### Instruction
Gather every line holding the string "screenshot".

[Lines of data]
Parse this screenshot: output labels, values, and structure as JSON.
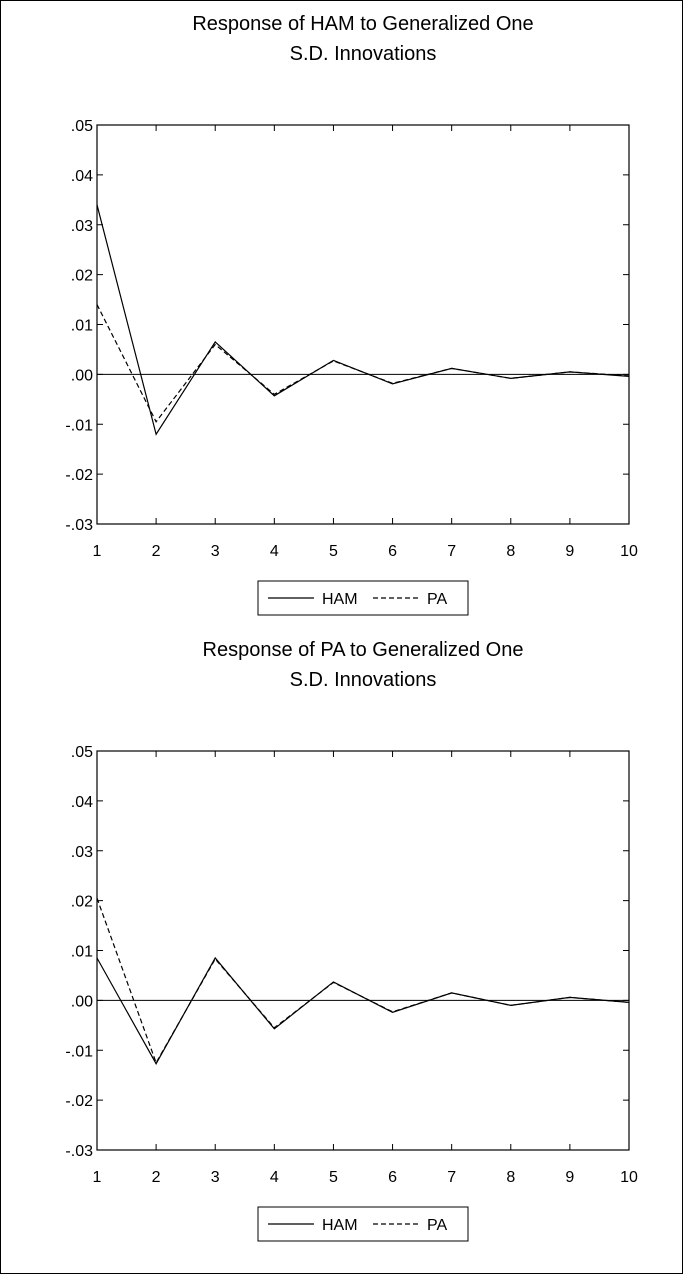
{
  "chart_data": [
    {
      "type": "line",
      "title": "Response of HAM to Generalized One",
      "subtitle": "S.D. Innovations",
      "xlabel": "",
      "ylabel": "",
      "x": [
        1,
        2,
        3,
        4,
        5,
        6,
        7,
        8,
        9,
        10
      ],
      "ylim": [
        -0.03,
        0.05
      ],
      "y_tick_labels": [
        ".05",
        ".04",
        ".03",
        ".02",
        ".01",
        ".00",
        "-.01",
        "-.02",
        "-.03"
      ],
      "x_tick_labels": [
        "1",
        "2",
        "3",
        "4",
        "5",
        "6",
        "7",
        "8",
        "9",
        "10"
      ],
      "grid": false,
      "zero_line": true,
      "legend_position": "bottom-center",
      "series": [
        {
          "name": "HAM",
          "style": "solid",
          "values": [
            0.034,
            -0.012,
            0.0065,
            -0.0043,
            0.0028,
            -0.0019,
            0.0012,
            -0.0008,
            0.0005,
            -0.0004
          ]
        },
        {
          "name": "PA",
          "style": "dashed",
          "values": [
            0.014,
            -0.0095,
            0.006,
            -0.004,
            0.0027,
            -0.0018,
            0.0012,
            -0.0008,
            0.0005,
            -0.0003
          ]
        }
      ]
    },
    {
      "type": "line",
      "title": "Response of PA to Generalized One",
      "subtitle": "S.D. Innovations",
      "xlabel": "",
      "ylabel": "",
      "x": [
        1,
        2,
        3,
        4,
        5,
        6,
        7,
        8,
        9,
        10
      ],
      "ylim": [
        -0.03,
        0.05
      ],
      "y_tick_labels": [
        ".05",
        ".04",
        ".03",
        ".02",
        ".01",
        ".00",
        "-.01",
        "-.02",
        "-.03"
      ],
      "x_tick_labels": [
        "1",
        "2",
        "3",
        "4",
        "5",
        "6",
        "7",
        "8",
        "9",
        "10"
      ],
      "grid": false,
      "zero_line": true,
      "legend_position": "bottom-center",
      "series": [
        {
          "name": "HAM",
          "style": "solid",
          "values": [
            0.0085,
            -0.0127,
            0.0085,
            -0.0057,
            0.0037,
            -0.0024,
            0.0015,
            -0.001,
            0.0006,
            -0.0004
          ]
        },
        {
          "name": "PA",
          "style": "dashed",
          "values": [
            0.0205,
            -0.0125,
            0.0083,
            -0.0055,
            0.0036,
            -0.0023,
            0.0015,
            -0.001,
            0.0006,
            -0.0004
          ]
        }
      ]
    }
  ],
  "colors": {
    "line": "#000000",
    "background": "#ffffff"
  }
}
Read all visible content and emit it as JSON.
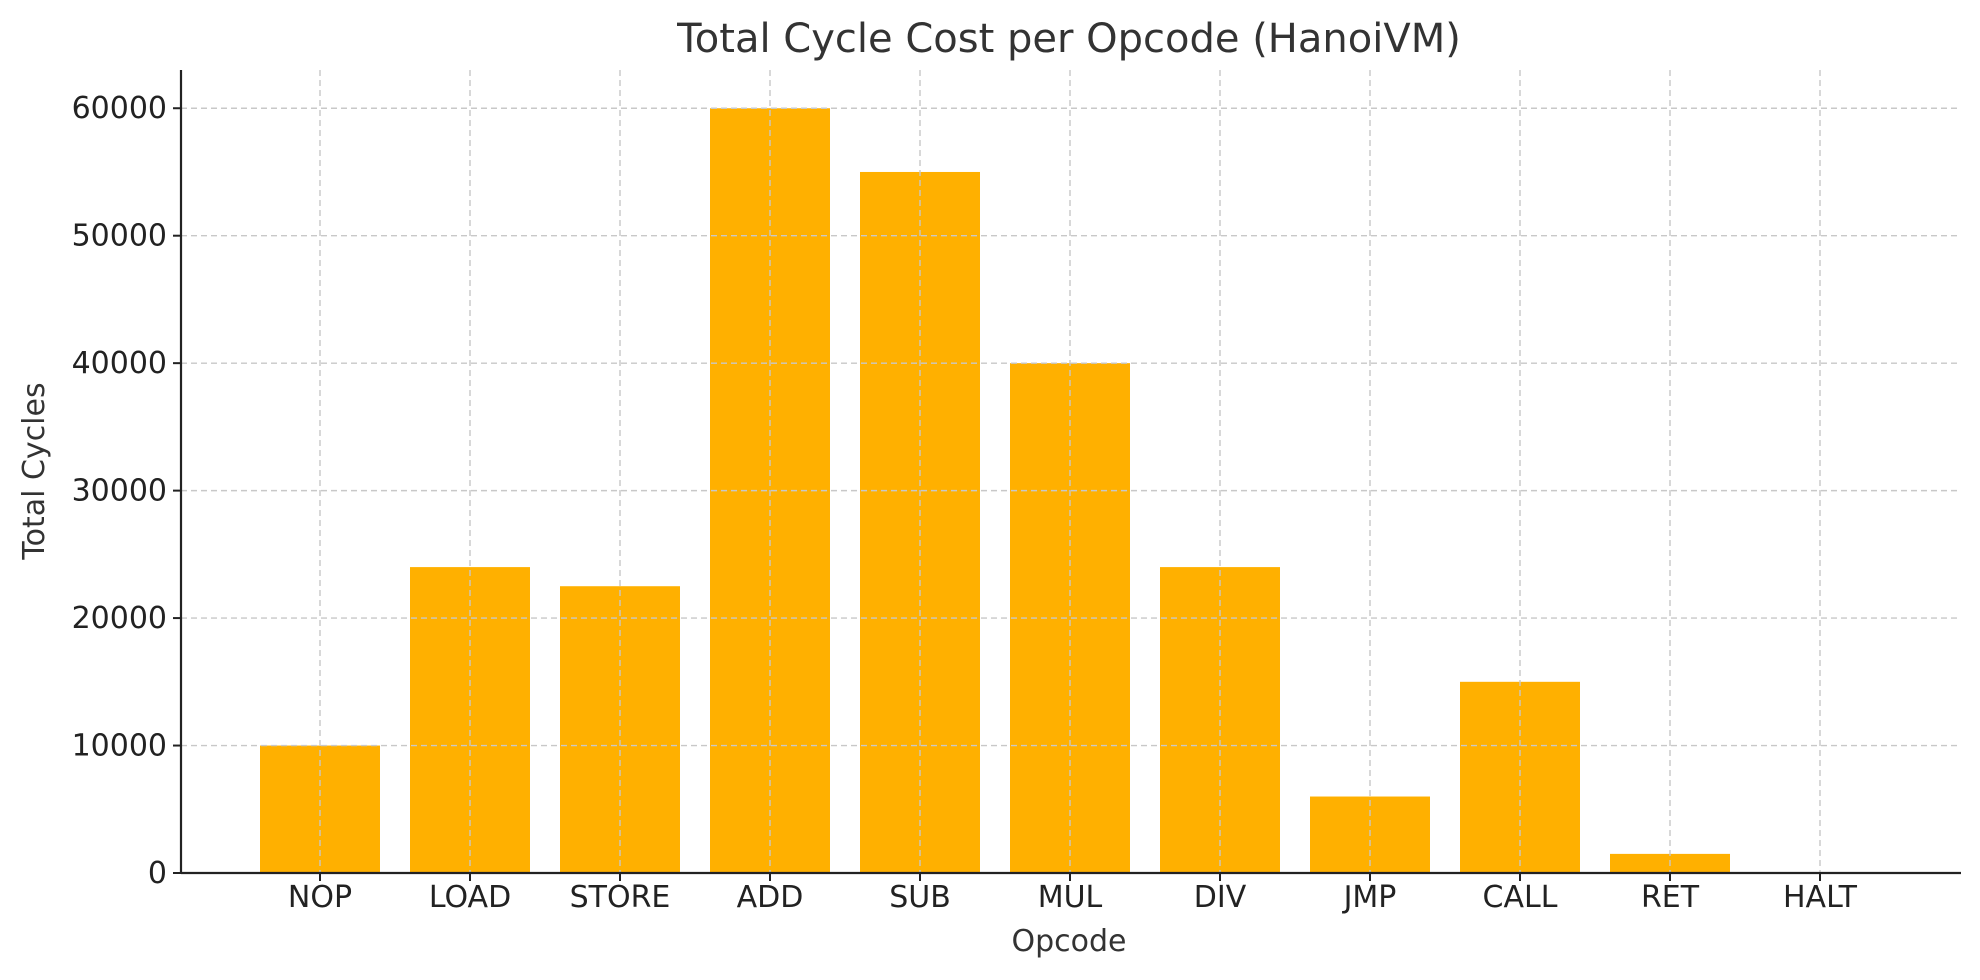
{
  "chart_data": {
    "type": "bar",
    "title": "Total Cycle Cost per Opcode (HanoiVM)",
    "xlabel": "Opcode",
    "ylabel": "Total Cycles",
    "categories": [
      "NOP",
      "LOAD",
      "STORE",
      "ADD",
      "SUB",
      "MUL",
      "DIV",
      "JMP",
      "CALL",
      "RET",
      "HALT"
    ],
    "values": [
      10000,
      24000,
      22500,
      60000,
      55000,
      40000,
      24000,
      6000,
      15000,
      1500,
      0
    ],
    "ylim": [
      0,
      63000
    ],
    "yticks": [
      0,
      10000,
      20000,
      30000,
      40000,
      50000,
      60000
    ],
    "grid": true,
    "bar_color": "#FFB000"
  }
}
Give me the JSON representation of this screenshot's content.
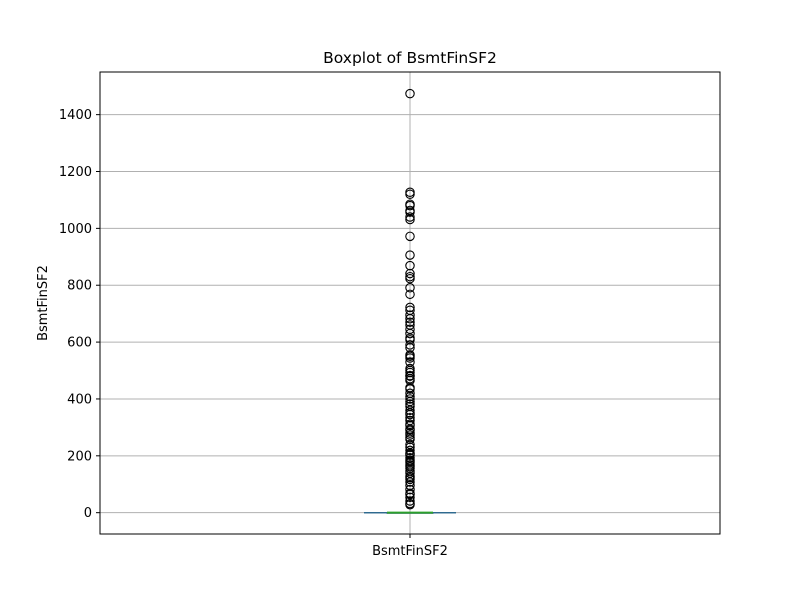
{
  "chart_data": {
    "type": "boxplot",
    "title": "Boxplot of BsmtFinSF2",
    "xlabel": "",
    "ylabel": "BsmtFinSF2",
    "categories": [
      "BsmtFinSF2"
    ],
    "ylim": [
      -75,
      1550
    ],
    "yticks": [
      0,
      200,
      400,
      600,
      800,
      1000,
      1200,
      1400
    ],
    "ytick_labels": [
      "0",
      "200",
      "400",
      "600",
      "800",
      "1000",
      "1200",
      "1400"
    ],
    "grid": true,
    "box": {
      "min": 0,
      "q1": 0,
      "median": 0,
      "q3": 0,
      "max": 0
    },
    "outliers": [
      1474,
      1127,
      1120,
      1085,
      1080,
      1063,
      1057,
      1040,
      1031,
      972,
      906,
      869,
      841,
      830,
      823,
      791,
      768,
      722,
      712,
      695,
      682,
      670,
      660,
      645,
      630,
      614,
      608,
      590,
      580,
      555,
      550,
      544,
      530,
      507,
      500,
      493,
      482,
      480,
      471,
      465,
      440,
      435,
      420,
      408,
      400,
      391,
      382,
      374,
      360,
      351,
      345,
      334,
      324,
      311,
      306,
      294,
      290,
      280,
      273,
      264,
      258,
      240,
      230,
      219,
      210,
      206,
      202,
      193,
      185,
      180,
      175,
      168,
      162,
      156,
      147,
      139,
      128,
      123,
      117,
      108,
      96,
      81,
      68,
      64,
      54,
      41,
      32,
      28
    ],
    "colors": {
      "median": "#2ca02c",
      "outlier_edge": "#000000",
      "grid": "#b0b0b0",
      "axes": "#000000"
    }
  }
}
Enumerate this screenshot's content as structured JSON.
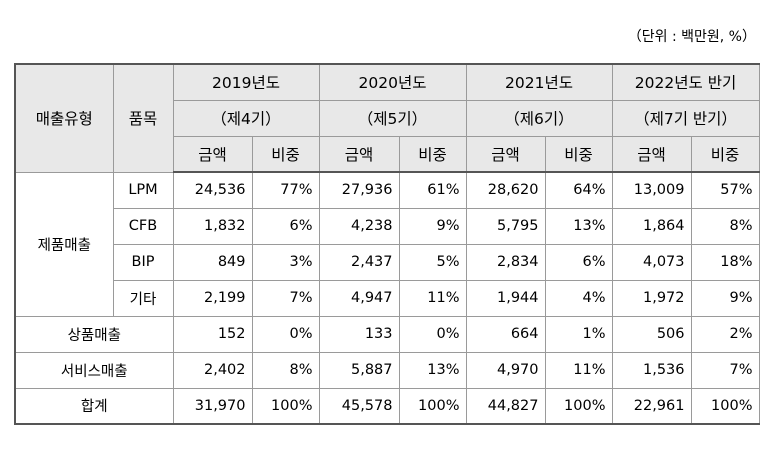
{
  "unit_note": "（단위 : 백만원, %）",
  "header": {
    "type_label": "매출유형",
    "item_label": "품목",
    "periods": [
      {
        "year": "2019년도",
        "term": "（제4기）"
      },
      {
        "year": "2020년도",
        "term": "（제5기）"
      },
      {
        "year": "2021년도",
        "term": "（제6기）"
      },
      {
        "year": "2022년도 반기",
        "term": "（제7기 반기）"
      }
    ],
    "amount_label": "금액",
    "ratio_label": "비중"
  },
  "product_sales": {
    "label": "제품매출",
    "rows": [
      {
        "item": "LPM",
        "values": [
          "24,536",
          "77%",
          "27,936",
          "61%",
          "28,620",
          "64%",
          "13,009",
          "57%"
        ]
      },
      {
        "item": "CFB",
        "values": [
          "1,832",
          "6%",
          "4,238",
          "9%",
          "5,795",
          "13%",
          "1,864",
          "8%"
        ]
      },
      {
        "item": "BIP",
        "values": [
          "849",
          "3%",
          "2,437",
          "5%",
          "2,834",
          "6%",
          "4,073",
          "18%"
        ]
      },
      {
        "item": "기타",
        "values": [
          "2,199",
          "7%",
          "4,947",
          "11%",
          "1,944",
          "4%",
          "1,972",
          "9%"
        ]
      }
    ]
  },
  "merch_sales": {
    "label": "상품매출",
    "values": [
      "152",
      "0%",
      "133",
      "0%",
      "664",
      "1%",
      "506",
      "2%"
    ]
  },
  "service_sales": {
    "label": "서비스매출",
    "values": [
      "2,402",
      "8%",
      "5,887",
      "13%",
      "4,970",
      "11%",
      "1,536",
      "7%"
    ]
  },
  "total": {
    "label": "합계",
    "values": [
      "31,970",
      "100%",
      "45,578",
      "100%",
      "44,827",
      "100%",
      "22,961",
      "100%"
    ]
  }
}
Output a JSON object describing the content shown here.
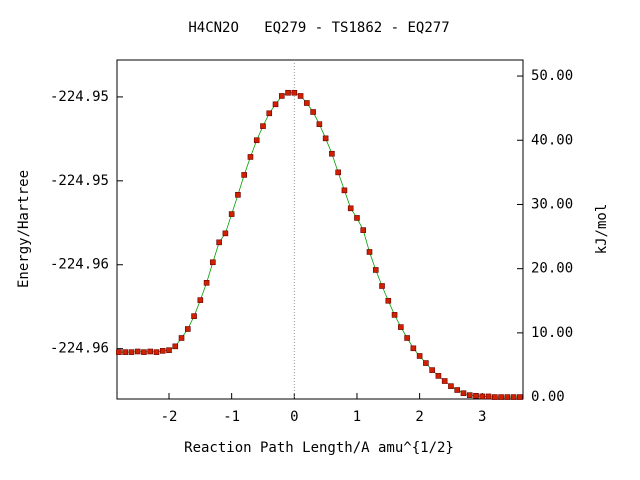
{
  "chart_data": {
    "type": "line",
    "title": "H4CN2O   EQ279 - TS1862 - EQ277",
    "xlabel": "Reaction Path Length/A amu^{1/2}",
    "ylabel": "Energy/Hartree",
    "y2label": "kJ/mol",
    "xlim": [
      -2.83,
      3.65
    ],
    "xticks": [
      -2,
      -1,
      0,
      1,
      2,
      3
    ],
    "ylim": [
      -224.968,
      -224.9478
    ],
    "yticks": [
      {
        "value": -224.95,
        "label": "-224.95"
      },
      {
        "value": -224.955,
        "label": "-224.95"
      },
      {
        "value": -224.96,
        "label": "-224.96"
      },
      {
        "value": -224.965,
        "label": "-224.96"
      }
    ],
    "y2lim": [
      -0.3,
      52.5
    ],
    "y2ticks": [
      {
        "value": 0,
        "label": "0.00"
      },
      {
        "value": 10,
        "label": "10.00"
      },
      {
        "value": 20,
        "label": "20.00"
      },
      {
        "value": 30,
        "label": "30.00"
      },
      {
        "value": 40,
        "label": "40.00"
      },
      {
        "value": 50,
        "label": "50.00"
      }
    ],
    "vline": 0,
    "line_color": "#00a000",
    "marker_color": "#d02000",
    "x": [
      -2.8,
      -2.7,
      -2.6,
      -2.5,
      -2.4,
      -2.3,
      -2.2,
      -2.1,
      -2.0,
      -1.9,
      -1.8,
      -1.7,
      -1.6,
      -1.5,
      -1.4,
      -1.3,
      -1.2,
      -1.1,
      -1.0,
      -0.9,
      -0.8,
      -0.7,
      -0.6,
      -0.5,
      -0.4,
      -0.3,
      -0.2,
      -0.1,
      0.0,
      0.1,
      0.2,
      0.3,
      0.4,
      0.5,
      0.6,
      0.7,
      0.8,
      0.9,
      1.0,
      1.1,
      1.2,
      1.3,
      1.4,
      1.5,
      1.6,
      1.7,
      1.8,
      1.9,
      2.0,
      2.1,
      2.2,
      2.3,
      2.4,
      2.5,
      2.6,
      2.7,
      2.8,
      2.9,
      3.0,
      3.1,
      3.2,
      3.3,
      3.4,
      3.5,
      3.6
    ],
    "series": [
      {
        "axis": "y2",
        "values": [
          7.0,
          7.0,
          7.0,
          7.1,
          7.0,
          7.1,
          7.0,
          7.2,
          7.3,
          7.9,
          9.2,
          10.6,
          12.6,
          15.1,
          17.8,
          21.0,
          24.1,
          25.5,
          28.5,
          31.5,
          34.6,
          37.4,
          40.0,
          42.2,
          44.2,
          45.6,
          46.9,
          47.4,
          47.4,
          46.9,
          45.8,
          44.4,
          42.5,
          40.3,
          37.9,
          35.0,
          32.2,
          29.4,
          27.9,
          26.0,
          22.6,
          19.8,
          17.3,
          15.0,
          12.8,
          10.9,
          9.2,
          7.6,
          6.4,
          5.3,
          4.2,
          3.3,
          2.5,
          1.7,
          1.1,
          0.6,
          0.3,
          0.2,
          0.1,
          0.1,
          0.0,
          0.0,
          0.0,
          0.0,
          0.0
        ]
      }
    ]
  }
}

### Output
Parse this screenshot: output labels, values, and structure as JSON.
Give me the JSON representation of this screenshot's content.
Enumerate this screenshot's content as structured JSON.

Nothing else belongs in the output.